## [Brief]
How many lines of the records hold the string "which"? Reply with the number alone.

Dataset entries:
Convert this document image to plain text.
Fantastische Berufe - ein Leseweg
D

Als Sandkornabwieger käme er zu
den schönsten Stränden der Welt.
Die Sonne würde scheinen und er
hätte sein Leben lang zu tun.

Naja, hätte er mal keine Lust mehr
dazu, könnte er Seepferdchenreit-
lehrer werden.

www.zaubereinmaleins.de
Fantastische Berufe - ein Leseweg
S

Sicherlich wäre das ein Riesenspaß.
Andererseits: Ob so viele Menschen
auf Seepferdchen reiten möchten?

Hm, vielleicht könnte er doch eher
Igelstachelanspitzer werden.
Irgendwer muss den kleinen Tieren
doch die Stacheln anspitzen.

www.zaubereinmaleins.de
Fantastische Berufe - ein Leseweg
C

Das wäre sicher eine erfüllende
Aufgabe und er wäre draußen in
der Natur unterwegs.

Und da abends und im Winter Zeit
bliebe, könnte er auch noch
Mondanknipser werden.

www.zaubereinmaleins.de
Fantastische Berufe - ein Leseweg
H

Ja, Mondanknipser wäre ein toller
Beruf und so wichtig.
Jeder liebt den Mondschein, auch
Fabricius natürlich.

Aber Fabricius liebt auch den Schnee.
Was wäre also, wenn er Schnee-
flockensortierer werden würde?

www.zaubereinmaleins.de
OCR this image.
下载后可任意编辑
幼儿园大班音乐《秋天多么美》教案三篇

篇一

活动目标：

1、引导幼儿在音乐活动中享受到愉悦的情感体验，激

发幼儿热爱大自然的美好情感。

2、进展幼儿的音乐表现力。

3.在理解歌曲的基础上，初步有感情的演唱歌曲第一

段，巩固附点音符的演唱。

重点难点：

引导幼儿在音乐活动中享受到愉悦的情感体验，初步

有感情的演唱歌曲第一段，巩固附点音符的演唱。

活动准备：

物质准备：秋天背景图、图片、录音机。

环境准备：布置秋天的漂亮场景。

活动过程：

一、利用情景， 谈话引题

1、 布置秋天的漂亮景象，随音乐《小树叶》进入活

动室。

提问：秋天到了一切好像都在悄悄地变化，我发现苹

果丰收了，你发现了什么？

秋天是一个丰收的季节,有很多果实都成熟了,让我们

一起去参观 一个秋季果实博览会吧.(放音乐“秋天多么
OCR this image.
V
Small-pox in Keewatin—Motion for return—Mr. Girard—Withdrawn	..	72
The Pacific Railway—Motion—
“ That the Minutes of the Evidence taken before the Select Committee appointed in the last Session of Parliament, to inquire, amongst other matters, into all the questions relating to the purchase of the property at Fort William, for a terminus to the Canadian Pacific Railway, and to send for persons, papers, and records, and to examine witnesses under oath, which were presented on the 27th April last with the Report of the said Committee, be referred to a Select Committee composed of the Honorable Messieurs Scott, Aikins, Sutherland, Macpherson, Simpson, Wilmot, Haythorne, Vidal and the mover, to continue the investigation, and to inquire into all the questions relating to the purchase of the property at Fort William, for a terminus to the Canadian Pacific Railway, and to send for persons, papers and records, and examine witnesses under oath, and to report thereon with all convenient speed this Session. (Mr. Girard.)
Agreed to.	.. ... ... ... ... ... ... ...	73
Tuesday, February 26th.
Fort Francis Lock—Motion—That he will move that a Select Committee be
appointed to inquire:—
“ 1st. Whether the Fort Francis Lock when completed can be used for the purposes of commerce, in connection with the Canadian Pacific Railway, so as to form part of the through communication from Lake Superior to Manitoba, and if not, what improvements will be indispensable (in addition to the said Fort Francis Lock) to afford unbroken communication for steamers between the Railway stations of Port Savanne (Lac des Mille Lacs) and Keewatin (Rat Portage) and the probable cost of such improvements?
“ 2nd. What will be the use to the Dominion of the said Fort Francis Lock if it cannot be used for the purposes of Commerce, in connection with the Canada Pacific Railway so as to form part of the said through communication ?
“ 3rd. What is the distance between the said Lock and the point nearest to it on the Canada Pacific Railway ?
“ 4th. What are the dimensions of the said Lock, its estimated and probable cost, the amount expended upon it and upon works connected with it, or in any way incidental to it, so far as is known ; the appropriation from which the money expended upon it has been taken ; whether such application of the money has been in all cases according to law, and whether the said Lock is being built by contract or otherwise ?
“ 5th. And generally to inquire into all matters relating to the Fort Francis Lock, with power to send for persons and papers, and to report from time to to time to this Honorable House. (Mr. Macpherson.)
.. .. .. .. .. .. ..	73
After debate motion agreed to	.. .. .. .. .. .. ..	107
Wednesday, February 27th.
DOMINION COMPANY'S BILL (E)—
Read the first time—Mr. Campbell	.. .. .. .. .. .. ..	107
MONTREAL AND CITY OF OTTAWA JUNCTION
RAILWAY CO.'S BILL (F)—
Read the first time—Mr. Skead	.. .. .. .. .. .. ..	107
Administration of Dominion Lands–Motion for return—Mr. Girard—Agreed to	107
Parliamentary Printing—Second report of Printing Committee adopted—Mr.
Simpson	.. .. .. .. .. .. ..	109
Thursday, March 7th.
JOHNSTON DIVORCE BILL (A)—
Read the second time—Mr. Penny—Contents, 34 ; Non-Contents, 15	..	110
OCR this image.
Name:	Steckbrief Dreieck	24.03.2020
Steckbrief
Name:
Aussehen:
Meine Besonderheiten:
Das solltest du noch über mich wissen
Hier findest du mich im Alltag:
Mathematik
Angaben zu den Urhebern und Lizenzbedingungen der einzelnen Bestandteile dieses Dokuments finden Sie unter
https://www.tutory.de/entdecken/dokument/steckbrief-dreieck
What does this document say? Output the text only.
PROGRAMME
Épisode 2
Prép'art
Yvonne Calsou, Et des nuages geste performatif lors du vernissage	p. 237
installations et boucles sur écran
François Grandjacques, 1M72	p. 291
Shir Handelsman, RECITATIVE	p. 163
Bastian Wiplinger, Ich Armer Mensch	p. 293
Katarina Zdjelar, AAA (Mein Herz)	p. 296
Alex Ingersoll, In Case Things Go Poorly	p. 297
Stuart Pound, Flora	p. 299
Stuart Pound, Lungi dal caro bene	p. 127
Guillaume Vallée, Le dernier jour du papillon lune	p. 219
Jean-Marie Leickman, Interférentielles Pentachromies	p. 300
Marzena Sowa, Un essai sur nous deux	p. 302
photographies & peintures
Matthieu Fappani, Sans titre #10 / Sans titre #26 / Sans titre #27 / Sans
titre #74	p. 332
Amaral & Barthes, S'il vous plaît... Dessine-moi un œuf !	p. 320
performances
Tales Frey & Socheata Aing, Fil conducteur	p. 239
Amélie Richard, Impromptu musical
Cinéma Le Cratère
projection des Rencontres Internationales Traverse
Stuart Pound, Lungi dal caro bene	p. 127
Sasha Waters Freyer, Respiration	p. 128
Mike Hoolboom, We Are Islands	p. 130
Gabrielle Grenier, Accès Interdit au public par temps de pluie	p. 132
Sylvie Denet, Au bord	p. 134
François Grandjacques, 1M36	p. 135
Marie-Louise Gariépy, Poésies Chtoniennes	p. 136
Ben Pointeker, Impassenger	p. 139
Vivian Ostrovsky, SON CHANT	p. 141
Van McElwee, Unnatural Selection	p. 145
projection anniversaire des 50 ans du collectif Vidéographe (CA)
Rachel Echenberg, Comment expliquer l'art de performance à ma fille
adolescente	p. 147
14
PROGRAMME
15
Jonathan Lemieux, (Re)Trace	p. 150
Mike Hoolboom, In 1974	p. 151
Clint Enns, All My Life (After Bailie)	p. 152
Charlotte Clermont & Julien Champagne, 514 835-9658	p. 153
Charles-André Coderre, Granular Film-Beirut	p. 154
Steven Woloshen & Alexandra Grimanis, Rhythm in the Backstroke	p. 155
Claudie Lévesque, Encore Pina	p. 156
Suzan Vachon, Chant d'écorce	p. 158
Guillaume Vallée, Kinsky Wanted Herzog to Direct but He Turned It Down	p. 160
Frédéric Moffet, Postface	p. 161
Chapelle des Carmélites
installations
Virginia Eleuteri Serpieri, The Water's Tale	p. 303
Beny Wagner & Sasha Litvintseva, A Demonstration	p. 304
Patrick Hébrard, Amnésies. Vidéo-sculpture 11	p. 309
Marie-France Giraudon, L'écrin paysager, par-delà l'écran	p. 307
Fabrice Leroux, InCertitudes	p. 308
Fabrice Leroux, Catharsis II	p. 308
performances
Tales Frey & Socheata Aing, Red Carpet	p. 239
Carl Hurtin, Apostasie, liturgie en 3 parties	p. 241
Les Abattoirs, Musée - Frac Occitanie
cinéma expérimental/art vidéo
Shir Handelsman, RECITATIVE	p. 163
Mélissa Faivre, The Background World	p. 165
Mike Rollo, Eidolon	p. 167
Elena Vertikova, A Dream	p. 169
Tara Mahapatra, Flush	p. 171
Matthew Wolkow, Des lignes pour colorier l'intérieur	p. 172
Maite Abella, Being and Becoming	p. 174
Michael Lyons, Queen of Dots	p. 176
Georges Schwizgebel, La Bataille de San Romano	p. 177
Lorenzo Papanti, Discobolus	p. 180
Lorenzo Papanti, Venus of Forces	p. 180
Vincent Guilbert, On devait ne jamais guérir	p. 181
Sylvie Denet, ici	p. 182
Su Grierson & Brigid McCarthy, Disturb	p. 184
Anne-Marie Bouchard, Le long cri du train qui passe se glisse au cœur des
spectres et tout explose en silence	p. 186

## [Written answer]
2